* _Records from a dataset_
'''

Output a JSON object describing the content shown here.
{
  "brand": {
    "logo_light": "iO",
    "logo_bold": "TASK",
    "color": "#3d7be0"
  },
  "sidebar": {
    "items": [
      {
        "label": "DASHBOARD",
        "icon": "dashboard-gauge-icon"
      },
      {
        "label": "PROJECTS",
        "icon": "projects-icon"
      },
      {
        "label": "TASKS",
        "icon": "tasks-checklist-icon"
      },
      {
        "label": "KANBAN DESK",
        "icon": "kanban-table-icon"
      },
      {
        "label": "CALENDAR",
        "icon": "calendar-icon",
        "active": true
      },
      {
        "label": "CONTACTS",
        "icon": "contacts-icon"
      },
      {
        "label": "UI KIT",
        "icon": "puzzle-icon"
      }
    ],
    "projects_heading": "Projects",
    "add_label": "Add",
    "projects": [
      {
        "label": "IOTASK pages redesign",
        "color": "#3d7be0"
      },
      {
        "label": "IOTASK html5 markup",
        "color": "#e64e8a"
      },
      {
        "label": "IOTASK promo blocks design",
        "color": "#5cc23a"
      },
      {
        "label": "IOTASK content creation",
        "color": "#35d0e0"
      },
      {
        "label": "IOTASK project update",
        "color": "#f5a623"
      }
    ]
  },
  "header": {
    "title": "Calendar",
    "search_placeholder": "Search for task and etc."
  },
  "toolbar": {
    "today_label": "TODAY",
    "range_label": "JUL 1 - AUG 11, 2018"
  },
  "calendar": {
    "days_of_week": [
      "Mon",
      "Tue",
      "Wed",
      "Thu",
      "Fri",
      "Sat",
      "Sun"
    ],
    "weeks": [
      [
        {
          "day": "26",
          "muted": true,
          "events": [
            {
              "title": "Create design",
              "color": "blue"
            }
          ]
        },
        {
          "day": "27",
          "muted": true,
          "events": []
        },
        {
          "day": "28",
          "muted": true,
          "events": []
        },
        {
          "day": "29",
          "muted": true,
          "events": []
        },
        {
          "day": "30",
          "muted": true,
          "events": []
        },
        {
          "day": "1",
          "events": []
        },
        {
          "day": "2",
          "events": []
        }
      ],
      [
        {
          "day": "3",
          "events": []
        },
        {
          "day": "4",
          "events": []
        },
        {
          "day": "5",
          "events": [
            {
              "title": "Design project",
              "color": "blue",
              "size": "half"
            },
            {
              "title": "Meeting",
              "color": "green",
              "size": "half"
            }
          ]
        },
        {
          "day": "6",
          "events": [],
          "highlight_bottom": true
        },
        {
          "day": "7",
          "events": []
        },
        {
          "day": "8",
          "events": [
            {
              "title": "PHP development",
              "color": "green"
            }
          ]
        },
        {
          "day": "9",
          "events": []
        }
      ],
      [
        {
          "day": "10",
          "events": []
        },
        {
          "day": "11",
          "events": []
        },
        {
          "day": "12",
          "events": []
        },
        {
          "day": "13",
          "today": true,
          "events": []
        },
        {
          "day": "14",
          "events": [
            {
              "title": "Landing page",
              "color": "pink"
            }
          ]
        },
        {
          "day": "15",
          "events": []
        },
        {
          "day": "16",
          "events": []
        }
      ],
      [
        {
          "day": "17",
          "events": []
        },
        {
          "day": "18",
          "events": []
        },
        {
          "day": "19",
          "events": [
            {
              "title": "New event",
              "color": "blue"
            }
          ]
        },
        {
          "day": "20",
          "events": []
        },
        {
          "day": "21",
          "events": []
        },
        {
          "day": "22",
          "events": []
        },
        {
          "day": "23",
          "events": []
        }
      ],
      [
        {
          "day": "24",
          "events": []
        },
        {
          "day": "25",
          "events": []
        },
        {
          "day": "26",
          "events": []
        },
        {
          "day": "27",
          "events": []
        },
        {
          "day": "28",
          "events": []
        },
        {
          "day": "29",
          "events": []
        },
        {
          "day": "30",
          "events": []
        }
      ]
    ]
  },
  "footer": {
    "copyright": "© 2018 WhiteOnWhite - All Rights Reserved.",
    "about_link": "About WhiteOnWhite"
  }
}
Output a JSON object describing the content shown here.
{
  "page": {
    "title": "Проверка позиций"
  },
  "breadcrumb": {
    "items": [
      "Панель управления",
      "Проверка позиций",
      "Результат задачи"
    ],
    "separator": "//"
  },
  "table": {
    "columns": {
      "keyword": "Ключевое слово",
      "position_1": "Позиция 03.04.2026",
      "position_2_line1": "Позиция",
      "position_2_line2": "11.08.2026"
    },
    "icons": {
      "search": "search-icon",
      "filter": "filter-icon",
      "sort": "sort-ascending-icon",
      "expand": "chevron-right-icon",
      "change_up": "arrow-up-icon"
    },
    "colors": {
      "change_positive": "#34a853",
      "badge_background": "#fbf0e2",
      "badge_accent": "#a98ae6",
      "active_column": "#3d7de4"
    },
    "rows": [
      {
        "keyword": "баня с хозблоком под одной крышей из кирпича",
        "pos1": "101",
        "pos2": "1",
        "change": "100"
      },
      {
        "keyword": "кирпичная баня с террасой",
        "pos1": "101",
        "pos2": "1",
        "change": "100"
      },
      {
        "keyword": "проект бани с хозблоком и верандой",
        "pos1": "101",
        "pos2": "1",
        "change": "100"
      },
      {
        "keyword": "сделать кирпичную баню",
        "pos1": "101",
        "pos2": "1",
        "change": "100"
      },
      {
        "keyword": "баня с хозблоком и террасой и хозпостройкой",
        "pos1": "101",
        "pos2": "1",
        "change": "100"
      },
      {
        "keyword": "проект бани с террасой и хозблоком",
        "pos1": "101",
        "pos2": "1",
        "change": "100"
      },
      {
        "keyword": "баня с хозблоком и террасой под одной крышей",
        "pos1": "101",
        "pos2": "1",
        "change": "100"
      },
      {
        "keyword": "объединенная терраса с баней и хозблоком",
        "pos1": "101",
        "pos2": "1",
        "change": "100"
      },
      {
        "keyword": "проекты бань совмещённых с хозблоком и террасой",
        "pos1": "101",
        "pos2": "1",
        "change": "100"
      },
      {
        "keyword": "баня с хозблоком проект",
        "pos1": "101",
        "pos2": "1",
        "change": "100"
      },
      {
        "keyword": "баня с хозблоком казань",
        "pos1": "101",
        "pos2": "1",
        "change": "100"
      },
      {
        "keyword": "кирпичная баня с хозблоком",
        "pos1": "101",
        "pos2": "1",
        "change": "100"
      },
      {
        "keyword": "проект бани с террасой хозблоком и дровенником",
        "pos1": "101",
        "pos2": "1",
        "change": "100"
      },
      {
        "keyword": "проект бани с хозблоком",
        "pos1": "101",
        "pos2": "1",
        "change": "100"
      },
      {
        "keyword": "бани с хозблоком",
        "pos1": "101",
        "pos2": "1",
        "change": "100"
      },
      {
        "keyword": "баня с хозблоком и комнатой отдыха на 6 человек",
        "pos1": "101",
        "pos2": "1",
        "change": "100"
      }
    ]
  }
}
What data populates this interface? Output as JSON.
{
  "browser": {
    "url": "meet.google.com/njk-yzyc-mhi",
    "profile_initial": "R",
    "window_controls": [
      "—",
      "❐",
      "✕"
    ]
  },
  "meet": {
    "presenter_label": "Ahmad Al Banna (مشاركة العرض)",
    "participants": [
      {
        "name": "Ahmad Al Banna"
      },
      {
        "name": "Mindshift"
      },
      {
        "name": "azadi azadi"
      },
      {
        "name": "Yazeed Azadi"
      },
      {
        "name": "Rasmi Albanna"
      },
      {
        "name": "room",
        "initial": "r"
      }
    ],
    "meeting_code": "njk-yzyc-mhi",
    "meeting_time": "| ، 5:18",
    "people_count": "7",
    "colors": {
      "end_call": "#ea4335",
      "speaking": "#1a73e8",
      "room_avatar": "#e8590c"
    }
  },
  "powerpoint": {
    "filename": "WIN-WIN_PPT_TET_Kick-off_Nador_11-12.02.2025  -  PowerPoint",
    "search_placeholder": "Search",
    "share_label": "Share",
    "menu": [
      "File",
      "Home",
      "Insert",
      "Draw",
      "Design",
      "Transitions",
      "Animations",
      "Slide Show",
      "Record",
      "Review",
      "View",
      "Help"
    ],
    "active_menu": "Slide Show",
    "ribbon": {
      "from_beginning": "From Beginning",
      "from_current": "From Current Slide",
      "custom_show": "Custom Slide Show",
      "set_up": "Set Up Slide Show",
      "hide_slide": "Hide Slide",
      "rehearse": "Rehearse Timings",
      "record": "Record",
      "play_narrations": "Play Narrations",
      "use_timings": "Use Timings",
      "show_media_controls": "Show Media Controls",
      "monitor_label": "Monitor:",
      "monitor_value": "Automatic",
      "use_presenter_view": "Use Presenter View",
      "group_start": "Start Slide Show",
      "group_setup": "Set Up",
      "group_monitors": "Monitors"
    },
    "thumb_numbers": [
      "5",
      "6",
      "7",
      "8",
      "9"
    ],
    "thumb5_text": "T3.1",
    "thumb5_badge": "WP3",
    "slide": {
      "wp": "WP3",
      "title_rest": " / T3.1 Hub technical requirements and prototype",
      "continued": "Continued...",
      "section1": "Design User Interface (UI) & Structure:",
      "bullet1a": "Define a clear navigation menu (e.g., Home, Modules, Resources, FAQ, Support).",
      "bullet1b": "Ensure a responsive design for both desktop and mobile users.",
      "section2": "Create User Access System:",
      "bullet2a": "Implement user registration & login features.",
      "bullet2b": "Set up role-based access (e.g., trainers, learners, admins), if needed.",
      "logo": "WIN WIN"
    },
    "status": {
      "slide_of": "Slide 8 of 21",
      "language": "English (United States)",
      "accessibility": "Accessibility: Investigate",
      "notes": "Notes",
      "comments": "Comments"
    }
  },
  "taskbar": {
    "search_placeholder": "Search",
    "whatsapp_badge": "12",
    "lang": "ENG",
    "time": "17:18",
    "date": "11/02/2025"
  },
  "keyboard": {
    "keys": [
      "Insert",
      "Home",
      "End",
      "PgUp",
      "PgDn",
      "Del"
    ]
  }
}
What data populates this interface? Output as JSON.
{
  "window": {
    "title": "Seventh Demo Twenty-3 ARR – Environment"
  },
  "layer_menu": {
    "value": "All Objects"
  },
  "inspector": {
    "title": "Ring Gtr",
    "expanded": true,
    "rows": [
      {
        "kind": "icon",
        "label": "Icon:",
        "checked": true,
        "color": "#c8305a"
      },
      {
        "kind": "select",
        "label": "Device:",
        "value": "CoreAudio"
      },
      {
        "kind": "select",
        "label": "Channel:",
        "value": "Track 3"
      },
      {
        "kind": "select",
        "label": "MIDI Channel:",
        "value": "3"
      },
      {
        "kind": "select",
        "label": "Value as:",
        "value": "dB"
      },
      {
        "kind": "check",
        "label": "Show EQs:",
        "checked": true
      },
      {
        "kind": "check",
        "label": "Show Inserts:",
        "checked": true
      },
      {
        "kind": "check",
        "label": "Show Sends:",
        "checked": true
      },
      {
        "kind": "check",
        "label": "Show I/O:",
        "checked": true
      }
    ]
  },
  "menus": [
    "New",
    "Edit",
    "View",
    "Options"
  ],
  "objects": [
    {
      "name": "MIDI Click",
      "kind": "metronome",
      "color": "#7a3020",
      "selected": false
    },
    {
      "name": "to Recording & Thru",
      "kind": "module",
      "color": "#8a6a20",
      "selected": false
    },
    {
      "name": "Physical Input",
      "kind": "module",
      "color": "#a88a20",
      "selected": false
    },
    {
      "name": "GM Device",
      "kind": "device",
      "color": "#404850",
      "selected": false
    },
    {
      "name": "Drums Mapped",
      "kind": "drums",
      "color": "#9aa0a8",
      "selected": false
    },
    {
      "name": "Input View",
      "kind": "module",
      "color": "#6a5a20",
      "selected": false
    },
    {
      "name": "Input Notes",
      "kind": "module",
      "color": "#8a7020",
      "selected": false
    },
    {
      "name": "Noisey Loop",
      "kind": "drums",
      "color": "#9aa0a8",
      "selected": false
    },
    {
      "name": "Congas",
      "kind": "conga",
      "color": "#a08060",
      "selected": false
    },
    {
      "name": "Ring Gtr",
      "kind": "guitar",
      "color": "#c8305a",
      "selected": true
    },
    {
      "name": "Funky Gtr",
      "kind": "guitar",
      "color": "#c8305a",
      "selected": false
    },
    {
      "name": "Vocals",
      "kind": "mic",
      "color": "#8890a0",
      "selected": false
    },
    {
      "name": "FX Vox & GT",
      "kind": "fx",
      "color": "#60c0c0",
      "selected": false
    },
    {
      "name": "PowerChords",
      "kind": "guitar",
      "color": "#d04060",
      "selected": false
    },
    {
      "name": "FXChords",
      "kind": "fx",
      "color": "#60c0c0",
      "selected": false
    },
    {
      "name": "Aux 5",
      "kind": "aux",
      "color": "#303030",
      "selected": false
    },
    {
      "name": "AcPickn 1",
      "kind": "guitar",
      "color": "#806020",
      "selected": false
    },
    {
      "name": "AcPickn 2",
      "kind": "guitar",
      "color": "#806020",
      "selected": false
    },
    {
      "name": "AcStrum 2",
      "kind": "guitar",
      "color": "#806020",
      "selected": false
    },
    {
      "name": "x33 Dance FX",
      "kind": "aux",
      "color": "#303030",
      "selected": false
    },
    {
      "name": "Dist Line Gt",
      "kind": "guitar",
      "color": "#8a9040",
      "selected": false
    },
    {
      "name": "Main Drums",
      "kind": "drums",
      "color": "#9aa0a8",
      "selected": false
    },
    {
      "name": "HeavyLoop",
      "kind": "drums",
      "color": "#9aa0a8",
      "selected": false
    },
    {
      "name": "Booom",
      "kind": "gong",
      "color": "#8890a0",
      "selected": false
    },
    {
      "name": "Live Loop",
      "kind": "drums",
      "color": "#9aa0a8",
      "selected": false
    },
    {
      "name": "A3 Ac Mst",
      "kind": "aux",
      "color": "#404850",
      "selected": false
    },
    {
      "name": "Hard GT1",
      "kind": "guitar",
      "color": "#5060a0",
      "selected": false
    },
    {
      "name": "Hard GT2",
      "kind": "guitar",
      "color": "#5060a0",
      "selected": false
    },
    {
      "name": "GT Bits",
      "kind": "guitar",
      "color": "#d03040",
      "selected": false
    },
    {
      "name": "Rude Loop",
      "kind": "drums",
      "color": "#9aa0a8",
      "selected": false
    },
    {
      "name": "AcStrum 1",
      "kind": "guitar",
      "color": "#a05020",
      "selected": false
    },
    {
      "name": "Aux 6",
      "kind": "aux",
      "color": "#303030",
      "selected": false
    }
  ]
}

'''

* _THE TASK_
Search the entries for the word "террасой", then list each line that holds it.

* _TASK RESPONSE_
        "keyword": "кирпичная баня с террасой",
        "keyword": "баня с хозблоком и террасой и хозпостройкой",
        "keyword": "проект бани с террасой и хозблоком",
        "keyword": "баня с хозблоком и террасой под одной крышей",
        "keyword": "проекты бань совмещённых с хозблоком и террасой",
        "keyword": "проект бани с террасой хозблоком и дровенником",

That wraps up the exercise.